What is being asked: Review the material and extract every line in which the word "number" occurs.

* BEGIN Stored rows *

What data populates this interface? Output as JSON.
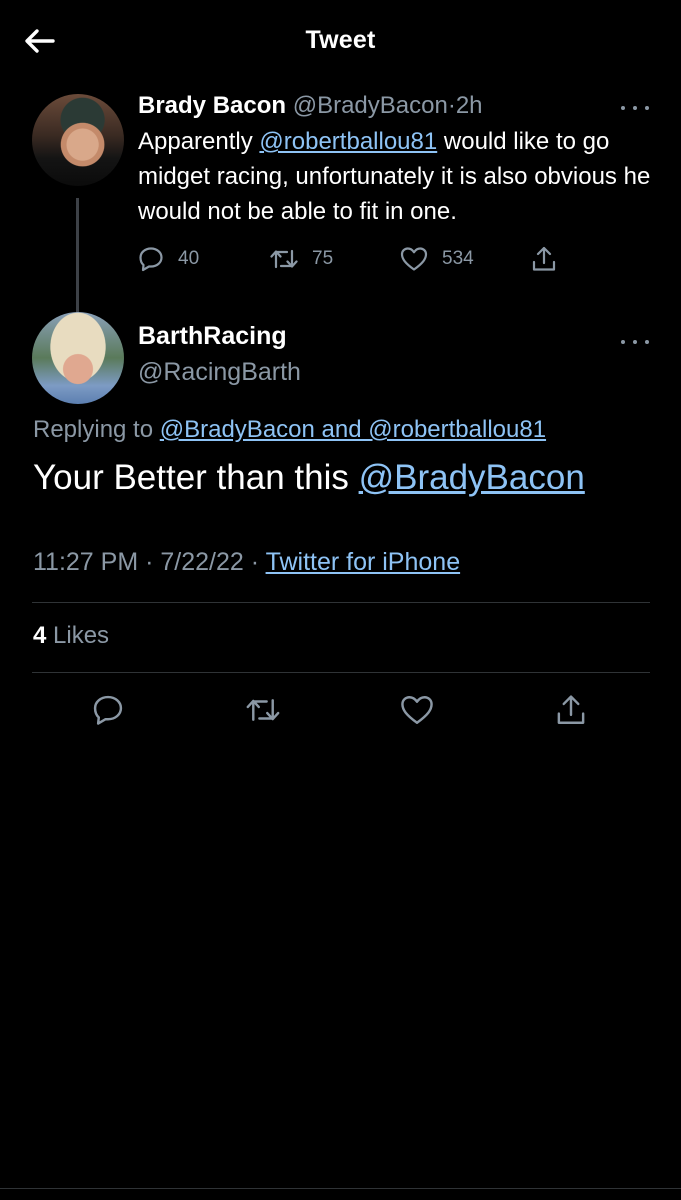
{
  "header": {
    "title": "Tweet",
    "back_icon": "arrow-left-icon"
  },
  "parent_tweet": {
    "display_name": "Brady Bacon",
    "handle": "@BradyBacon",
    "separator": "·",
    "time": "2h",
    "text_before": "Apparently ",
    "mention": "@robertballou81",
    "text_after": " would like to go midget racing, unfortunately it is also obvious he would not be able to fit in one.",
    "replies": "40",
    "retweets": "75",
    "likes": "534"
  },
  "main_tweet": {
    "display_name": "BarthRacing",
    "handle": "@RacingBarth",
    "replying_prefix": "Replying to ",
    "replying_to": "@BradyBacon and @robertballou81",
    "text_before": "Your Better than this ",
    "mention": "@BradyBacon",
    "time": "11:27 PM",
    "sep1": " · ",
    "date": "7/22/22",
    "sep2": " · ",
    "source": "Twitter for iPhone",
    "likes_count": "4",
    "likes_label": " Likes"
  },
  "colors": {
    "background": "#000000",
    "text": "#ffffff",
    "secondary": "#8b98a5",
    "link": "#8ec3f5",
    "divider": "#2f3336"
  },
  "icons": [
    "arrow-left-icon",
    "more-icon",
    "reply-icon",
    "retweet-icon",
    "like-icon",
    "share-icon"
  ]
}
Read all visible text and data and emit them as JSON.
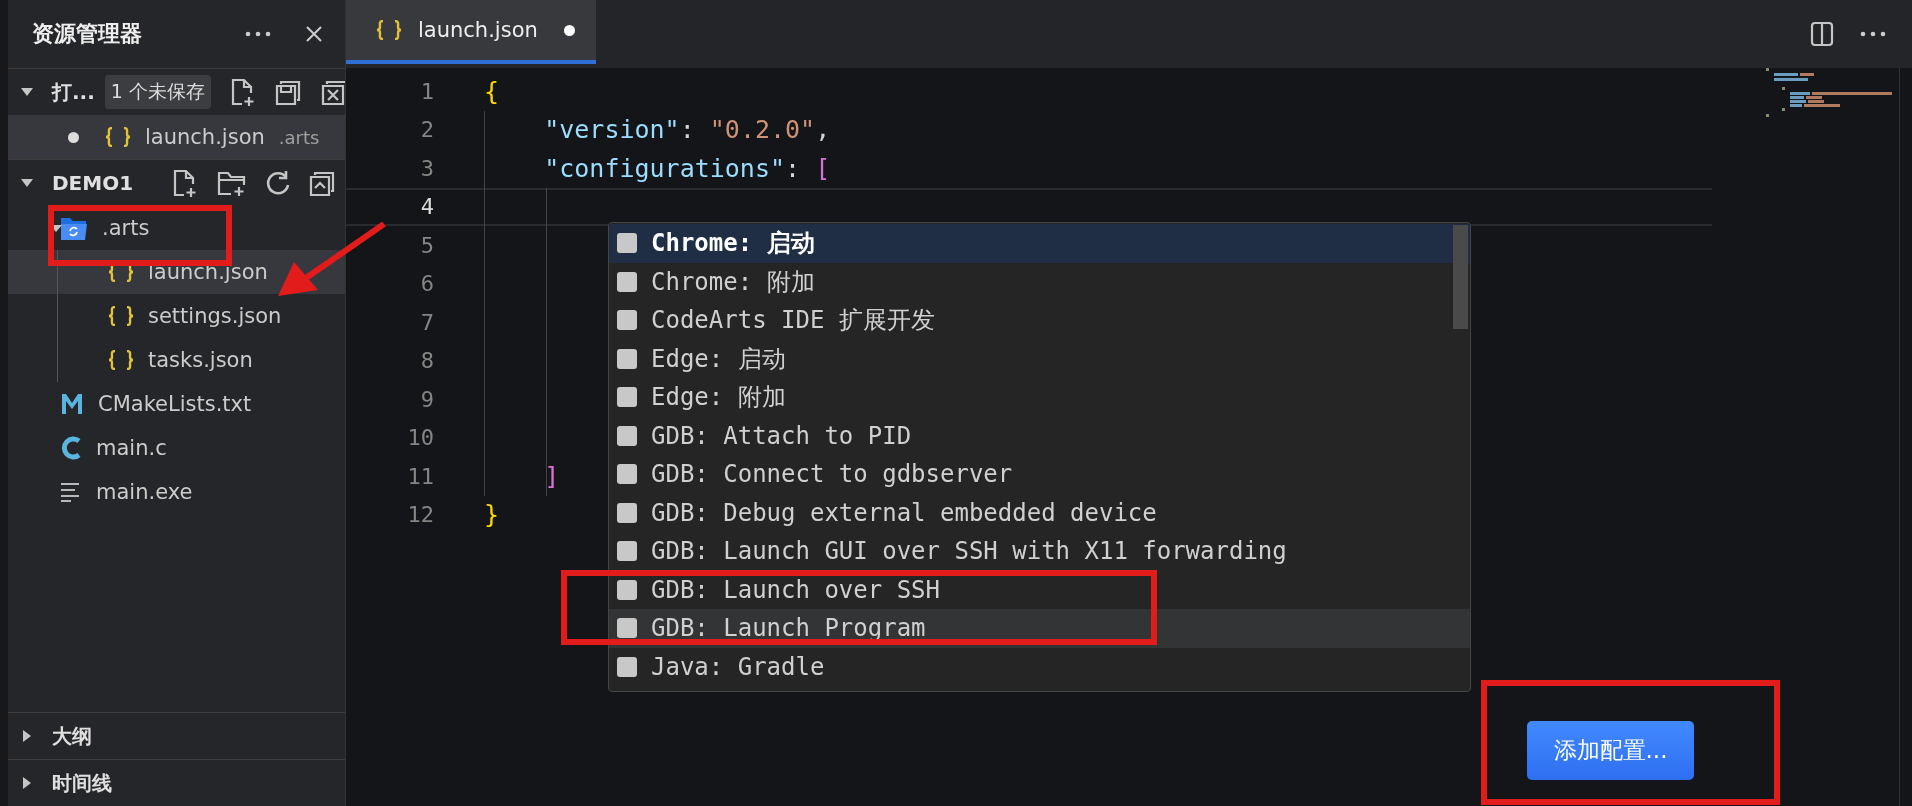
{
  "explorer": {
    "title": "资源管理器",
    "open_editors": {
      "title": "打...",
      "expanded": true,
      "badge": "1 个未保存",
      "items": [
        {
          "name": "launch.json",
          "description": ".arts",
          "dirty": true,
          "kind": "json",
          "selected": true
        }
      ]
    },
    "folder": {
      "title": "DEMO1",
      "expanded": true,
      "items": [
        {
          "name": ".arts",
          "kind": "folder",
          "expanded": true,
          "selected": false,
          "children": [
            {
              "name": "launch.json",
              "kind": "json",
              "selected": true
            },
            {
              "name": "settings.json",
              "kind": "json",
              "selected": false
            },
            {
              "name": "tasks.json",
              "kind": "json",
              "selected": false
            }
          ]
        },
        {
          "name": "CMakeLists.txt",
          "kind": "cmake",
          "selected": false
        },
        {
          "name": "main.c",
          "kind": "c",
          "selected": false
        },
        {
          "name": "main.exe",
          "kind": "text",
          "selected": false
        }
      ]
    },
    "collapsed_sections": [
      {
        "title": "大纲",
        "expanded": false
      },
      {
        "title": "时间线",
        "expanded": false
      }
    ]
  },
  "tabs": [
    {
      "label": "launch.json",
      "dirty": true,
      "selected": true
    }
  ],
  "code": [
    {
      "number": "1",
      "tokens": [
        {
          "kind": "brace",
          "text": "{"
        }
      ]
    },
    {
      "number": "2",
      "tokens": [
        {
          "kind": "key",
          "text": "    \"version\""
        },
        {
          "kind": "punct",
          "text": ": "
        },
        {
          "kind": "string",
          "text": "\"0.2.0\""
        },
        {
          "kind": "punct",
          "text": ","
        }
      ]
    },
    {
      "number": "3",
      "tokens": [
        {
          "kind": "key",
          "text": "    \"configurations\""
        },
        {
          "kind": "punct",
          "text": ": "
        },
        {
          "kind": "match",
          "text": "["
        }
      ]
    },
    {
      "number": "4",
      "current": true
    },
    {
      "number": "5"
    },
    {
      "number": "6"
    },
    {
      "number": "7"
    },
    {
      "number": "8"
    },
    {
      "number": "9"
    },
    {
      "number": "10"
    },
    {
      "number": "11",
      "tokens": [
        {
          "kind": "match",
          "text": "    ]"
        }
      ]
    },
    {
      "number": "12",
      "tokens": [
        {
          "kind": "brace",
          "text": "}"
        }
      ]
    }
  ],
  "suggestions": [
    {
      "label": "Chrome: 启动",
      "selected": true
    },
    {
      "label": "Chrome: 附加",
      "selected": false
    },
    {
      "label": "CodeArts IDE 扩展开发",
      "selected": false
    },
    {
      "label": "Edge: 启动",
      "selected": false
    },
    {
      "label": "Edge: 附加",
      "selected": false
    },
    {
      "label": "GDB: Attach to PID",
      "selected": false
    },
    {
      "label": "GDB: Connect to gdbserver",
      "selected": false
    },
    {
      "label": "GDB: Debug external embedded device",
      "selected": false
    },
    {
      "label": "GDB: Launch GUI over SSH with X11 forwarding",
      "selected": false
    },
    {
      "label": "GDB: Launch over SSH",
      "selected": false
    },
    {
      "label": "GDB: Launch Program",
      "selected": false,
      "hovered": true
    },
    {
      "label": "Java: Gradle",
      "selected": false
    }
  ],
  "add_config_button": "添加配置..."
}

* END Stored rows *

Written solution:
      "number": "1",
      "number": "2",
      "number": "3",
      "number": "4",
      "number": "5"
      "number": "6"
      "number": "7"
      "number": "8"
      "number": "9"
      "number": "10"
      "number": "11",
      "number": "12",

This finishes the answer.